**AIM OF THE EXERCISE**
Without the pictures, set down the records below word for word.

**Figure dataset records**
* * * * * * *

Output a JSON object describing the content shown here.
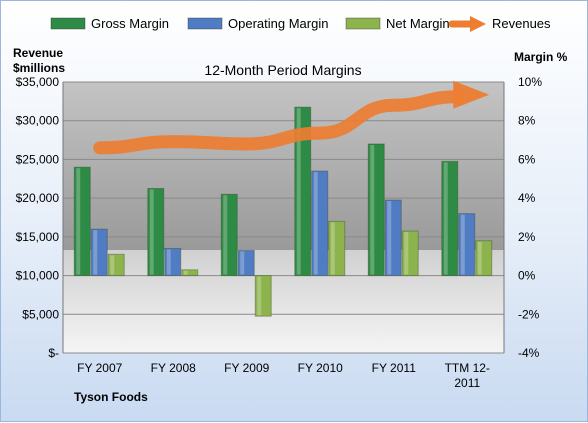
{
  "chart_data": {
    "type": "bar",
    "title": "12-Month Period Margins",
    "left_axis_label_line1": "Revenue",
    "left_axis_label_line2": "$millions",
    "right_axis_label": "Margin %",
    "company": "Tyson Foods",
    "categories": [
      [
        "FY 2007"
      ],
      [
        "FY 2008"
      ],
      [
        "FY 2009"
      ],
      [
        "FY 2010"
      ],
      [
        "FY 2011"
      ],
      [
        "TTM 12-",
        "2011"
      ]
    ],
    "left_ticks": [
      "$-",
      "$5,000",
      "$10,000",
      "$15,000",
      "$20,000",
      "$25,000",
      "$30,000",
      "$35,000"
    ],
    "right_ticks": [
      "-4%",
      "-2%",
      "0%",
      "2%",
      "4%",
      "6%",
      "8%",
      "10%"
    ],
    "ylim_left": [
      0,
      35000
    ],
    "ylim_right": [
      -4,
      10
    ],
    "legend_position": "top",
    "series": [
      {
        "name": "Gross Margin",
        "color": "#2e8b45",
        "axis": "right",
        "values": [
          5.6,
          4.5,
          4.2,
          8.7,
          6.8,
          5.9
        ]
      },
      {
        "name": "Operating Margin",
        "color": "#4f7cc2",
        "axis": "right",
        "values": [
          2.4,
          1.4,
          1.3,
          5.4,
          3.9,
          3.2
        ]
      },
      {
        "name": "Net Margin",
        "color": "#8db34c",
        "axis": "right",
        "values": [
          1.1,
          0.3,
          -2.1,
          2.8,
          2.3,
          1.8
        ]
      }
    ],
    "revenue_series": {
      "name": "Revenues",
      "color": "#ed7d31",
      "axis": "left",
      "values": [
        26500,
        27300,
        27000,
        28400,
        32000,
        33100
      ]
    }
  }
}
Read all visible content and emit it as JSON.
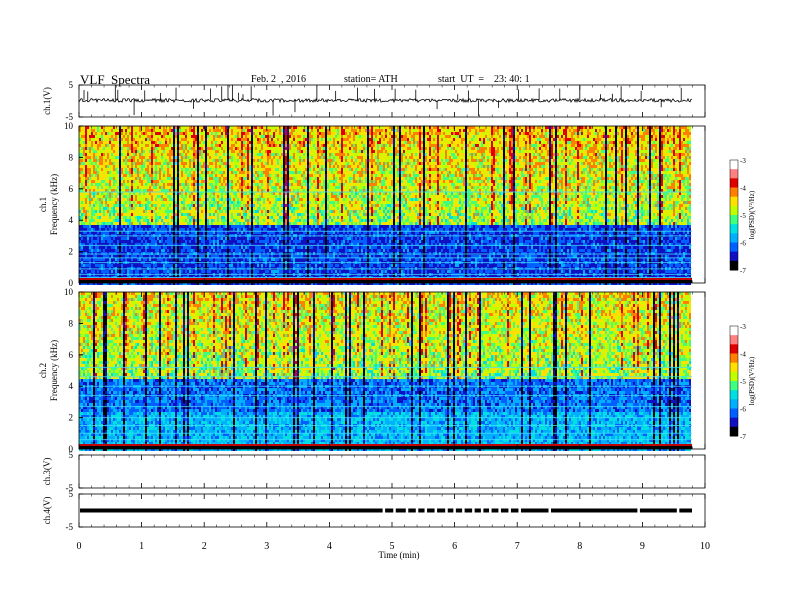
{
  "header": {
    "title": "VLF  Spectra",
    "date": "Feb. 2  , 2016",
    "station": "station= ATH",
    "start": "start  UT  =    23: 40: 1"
  },
  "chart_data": [
    {
      "type": "line",
      "name": "ch1-waveform",
      "ylabel": "ch.1(V)",
      "ylim": [
        -5,
        5
      ],
      "yticks": [
        "5",
        "-5"
      ],
      "xlim": [
        0,
        10
      ],
      "baseline": 0.2,
      "spikes_min": [
        0.08,
        0.14,
        0.58,
        0.62,
        0.88,
        1.05,
        1.3,
        1.55,
        1.83,
        2.1,
        2.28,
        2.38,
        2.45,
        2.55,
        2.62,
        2.75,
        3.1,
        3.45,
        3.8,
        4.1,
        4.45,
        4.72,
        5.05,
        5.38,
        5.72,
        6.05,
        6.22,
        6.38,
        6.7,
        7.02,
        7.35,
        7.68,
        8.0,
        8.33,
        8.52,
        8.66,
        8.98,
        9.3,
        9.62
      ]
    },
    {
      "type": "heatmap",
      "name": "ch1-spectrogram",
      "ylabel": "ch.1\nFrequency  (kHz)",
      "xlim": [
        0,
        9.8
      ],
      "ylim": [
        0,
        10
      ],
      "yticks": [
        "0",
        "2",
        "4",
        "6",
        "8",
        "10"
      ],
      "colorbar": {
        "label": "log(PSD)(V²/Hz)",
        "ticks": [
          "-3",
          "-4",
          "-5",
          "-6",
          "-7"
        ],
        "range": [
          -7,
          -3
        ]
      },
      "lines_khz": [
        0.2,
        0.35,
        0.55,
        0.9,
        1.3,
        1.6,
        1.85,
        2.4,
        3.0,
        3.3,
        5.8
      ]
    },
    {
      "type": "heatmap",
      "name": "ch2-spectrogram",
      "ylabel": "ch.2\nFrequency  (kHz)",
      "xlim": [
        0,
        9.8
      ],
      "ylim": [
        0,
        10
      ],
      "yticks": [
        "0",
        "2",
        "4",
        "6",
        "8",
        "10"
      ],
      "colorbar": {
        "label": "log(PSD)(V²/Hz)",
        "ticks": [
          "-3",
          "-4",
          "-5",
          "-6",
          "-7"
        ],
        "range": [
          -7,
          -3
        ]
      },
      "lines_khz": [
        0.3,
        0.6,
        1.0,
        1.5,
        2.0,
        2.7,
        3.4,
        4.0,
        4.6,
        5.2
      ]
    },
    {
      "type": "line",
      "name": "ch3-waveform",
      "ylabel": "ch.3(V)",
      "ylim": [
        -5,
        5
      ],
      "yticks": [
        "5",
        "-5"
      ],
      "xlim": [
        0,
        10
      ],
      "baseline": null
    },
    {
      "type": "line",
      "name": "ch4-waveform",
      "ylabel": "ch.4(V)",
      "ylim": [
        -5,
        5
      ],
      "yticks": [
        "5",
        "-5"
      ],
      "xlim": [
        0,
        10
      ],
      "baseline": 0,
      "gaps_min": [
        4.85,
        5.02,
        5.22,
        5.38,
        5.52,
        5.68,
        5.85,
        5.98,
        6.12,
        6.28,
        6.42,
        6.55,
        6.7,
        6.86,
        7.02,
        7.5,
        8.92,
        9.55
      ]
    }
  ],
  "xaxis": {
    "label": "Time  (min)",
    "ticks": [
      "0",
      "1",
      "2",
      "3",
      "4",
      "5",
      "6",
      "7",
      "8",
      "9",
      "10"
    ],
    "range": [
      0,
      10
    ]
  },
  "colors": {
    "scale": [
      "#000000",
      "#1010c0",
      "#0060ff",
      "#00b0ff",
      "#00e0e0",
      "#40ff80",
      "#c0ff00",
      "#ffe000",
      "#ff8000",
      "#e00000",
      "#ff8080",
      "#ffffff"
    ]
  }
}
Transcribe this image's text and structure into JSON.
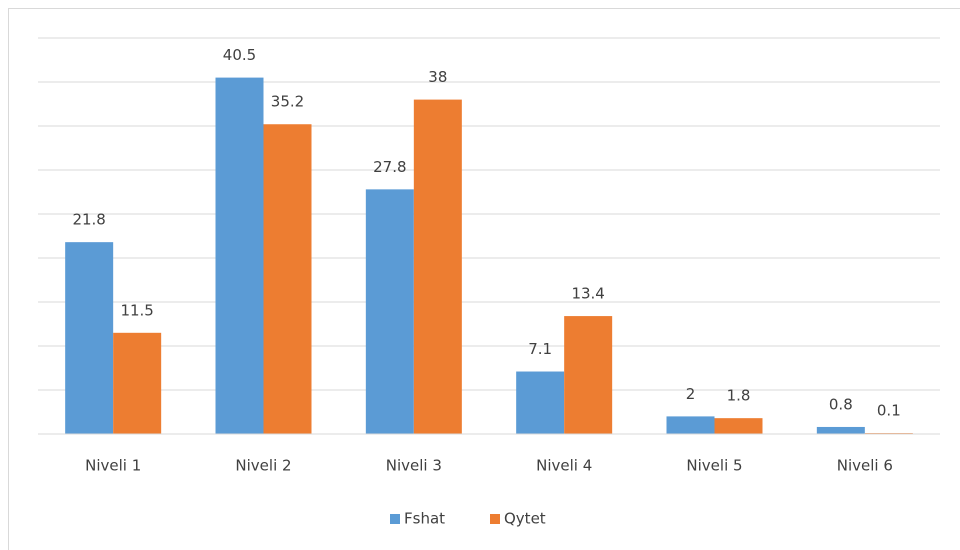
{
  "chart_data": {
    "type": "bar",
    "categories": [
      "Niveli 1",
      "Niveli 2",
      "Niveli 3",
      "Niveli 4",
      "Niveli 5",
      "Niveli 6"
    ],
    "series": [
      {
        "name": "Fshat",
        "color": "#5b9bd5",
        "values": [
          21.8,
          40.5,
          27.8,
          7.1,
          2,
          0.8
        ]
      },
      {
        "name": "Qytet",
        "color": "#ed7d31",
        "values": [
          11.5,
          35.2,
          38,
          13.4,
          1.8,
          0.1
        ]
      }
    ],
    "ylim": [
      0,
      45
    ],
    "yticks": [
      0,
      5,
      10,
      15,
      20,
      25,
      30,
      35,
      40,
      45
    ],
    "grid": true,
    "legend": "bottom"
  }
}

* * * * * * *

**EXERCISE OUTPUT**
Output a JSON object describing the content shown here.
{
  "chart_data": {
    "type": "bar",
    "title": "12-Month Period Margins",
    "left_axis_label_line1": "Revenue",
    "left_axis_label_line2": "$millions",
    "right_axis_label": "Margin %",
    "company": "Tyson Foods",
    "categories": [
      [
        "FY 2007"
      ],
      [
        "FY 2008"
      ],
      [
        "FY 2009"
      ],
      [
        "FY 2010"
      ],
      [
        "FY 2011"
      ],
      [
        "TTM 12-",
        "2011"
      ]
    ],
    "left_ticks": [
      "$-",
      "$5,000",
      "$10,000",
      "$15,000",
      "$20,000",
      "$25,000",
      "$30,000",
      "$35,000"
    ],
    "right_ticks": [
      "-4%",
      "-2%",
      "0%",
      "2%",
      "4%",
      "6%",
      "8%",
      "10%"
    ],
    "ylim_left": [
      0,
      35000
    ],
    "ylim_right": [
      -4,
      10
    ],
    "legend_position": "top",
    "series": [
      {
        "name": "Gross Margin",
        "color": "#2e8b45",
        "axis": "right",
        "values": [
          5.6,
          4.5,
          4.2,
          8.7,
          6.8,
          5.9
        ]
      },
      {
        "name": "Operating Margin",
        "color": "#4f7cc2",
        "axis": "right",
        "values": [
          2.4,
          1.4,
          1.3,
          5.4,
          3.9,
          3.2
        ]
      },
      {
        "name": "Net Margin",
        "color": "#8db34c",
        "axis": "right",
        "values": [
          1.1,
          0.3,
          -2.1,
          2.8,
          2.3,
          1.8
        ]
      }
    ],
    "revenue_series": {
      "name": "Revenues",
      "color": "#ed7d31",
      "axis": "left",
      "values": [
        26500,
        27300,
        27000,
        28400,
        32000,
        33100
      ]
    }
  }
}
Read all visible content and emit it as JSON.
{
  "header": {
    "title": "VLF  Spectra",
    "date": "Feb. 2  , 2016",
    "station": "station= ATH",
    "start": "start  UT  =    23: 40: 1"
  },
  "chart_data": [
    {
      "type": "line",
      "name": "ch1-waveform",
      "ylabel": "ch.1(V)",
      "ylim": [
        -5,
        5
      ],
      "yticks": [
        "5",
        "-5"
      ],
      "xlim": [
        0,
        10
      ],
      "baseline": 0.2,
      "spikes_min": [
        0.08,
        0.14,
        0.58,
        0.62,
        0.88,
        1.05,
        1.3,
        1.55,
        1.83,
        2.1,
        2.28,
        2.38,
        2.45,
        2.55,
        2.62,
        2.75,
        3.1,
        3.45,
        3.8,
        4.1,
        4.45,
        4.72,
        5.05,
        5.38,
        5.72,
        6.05,
        6.22,
        6.38,
        6.7,
        7.02,
        7.35,
        7.68,
        8.0,
        8.33,
        8.52,
        8.66,
        8.98,
        9.3,
        9.62
      ]
    },
    {
      "type": "heatmap",
      "name": "ch1-spectrogram",
      "ylabel": "ch.1\nFrequency  (kHz)",
      "xlim": [
        0,
        9.8
      ],
      "ylim": [
        0,
        10
      ],
      "yticks": [
        "0",
        "2",
        "4",
        "6",
        "8",
        "10"
      ],
      "colorbar": {
        "label": "log(PSD)(V²/Hz)",
        "ticks": [
          "-3",
          "-4",
          "-5",
          "-6",
          "-7"
        ],
        "range": [
          -7,
          -3
        ]
      },
      "lines_khz": [
        0.2,
        0.35,
        0.55,
        0.9,
        1.3,
        1.6,
        1.85,
        2.4,
        3.0,
        3.3,
        5.8
      ]
    },
    {
      "type": "heatmap",
      "name": "ch2-spectrogram",
      "ylabel": "ch.2\nFrequency  (kHz)",
      "xlim": [
        0,
        9.8
      ],
      "ylim": [
        0,
        10
      ],
      "yticks": [
        "0",
        "2",
        "4",
        "6",
        "8",
        "10"
      ],
      "colorbar": {
        "label": "log(PSD)(V²/Hz)",
        "ticks": [
          "-3",
          "-4",
          "-5",
          "-6",
          "-7"
        ],
        "range": [
          -7,
          -3
        ]
      },
      "lines_khz": [
        0.3,
        0.6,
        1.0,
        1.5,
        2.0,
        2.7,
        3.4,
        4.0,
        4.6,
        5.2
      ]
    },
    {
      "type": "line",
      "name": "ch3-waveform",
      "ylabel": "ch.3(V)",
      "ylim": [
        -5,
        5
      ],
      "yticks": [
        "5",
        "-5"
      ],
      "xlim": [
        0,
        10
      ],
      "baseline": null
    },
    {
      "type": "line",
      "name": "ch4-waveform",
      "ylabel": "ch.4(V)",
      "ylim": [
        -5,
        5
      ],
      "yticks": [
        "5",
        "-5"
      ],
      "xlim": [
        0,
        10
      ],
      "baseline": 0,
      "gaps_min": [
        4.85,
        5.02,
        5.22,
        5.38,
        5.52,
        5.68,
        5.85,
        5.98,
        6.12,
        6.28,
        6.42,
        6.55,
        6.7,
        6.86,
        7.02,
        7.5,
        8.92,
        9.55
      ]
    }
  ],
  "xaxis": {
    "label": "Time  (min)",
    "ticks": [
      "0",
      "1",
      "2",
      "3",
      "4",
      "5",
      "6",
      "7",
      "8",
      "9",
      "10"
    ],
    "range": [
      0,
      10
    ]
  },
  "colors": {
    "scale": [
      "#000000",
      "#1010c0",
      "#0060ff",
      "#00b0ff",
      "#00e0e0",
      "#40ff80",
      "#c0ff00",
      "#ffe000",
      "#ff8000",
      "#e00000",
      "#ff8080",
      "#ffffff"
    ]
  }
}
Transcribe this image's text and structure into JSON.
{
  "chart_data": {
    "type": "bar",
    "categories": [
      "Niveli 1",
      "Niveli 2",
      "Niveli 3",
      "Niveli 4",
      "Niveli 5",
      "Niveli 6"
    ],
    "series": [
      {
        "name": "Fshat",
        "color": "#5b9bd5",
        "values": [
          21.8,
          40.5,
          27.8,
          7.1,
          2,
          0.8
        ]
      },
      {
        "name": "Qytet",
        "color": "#ed7d31",
        "values": [
          11.5,
          35.2,
          38,
          13.4,
          1.8,
          0.1
        ]
      }
    ],
    "ylim": [
      0,
      45
    ],
    "yticks": [
      0,
      5,
      10,
      15,
      20,
      25,
      30,
      35,
      40,
      45
    ],
    "grid": true,
    "legend": "bottom"
  }
}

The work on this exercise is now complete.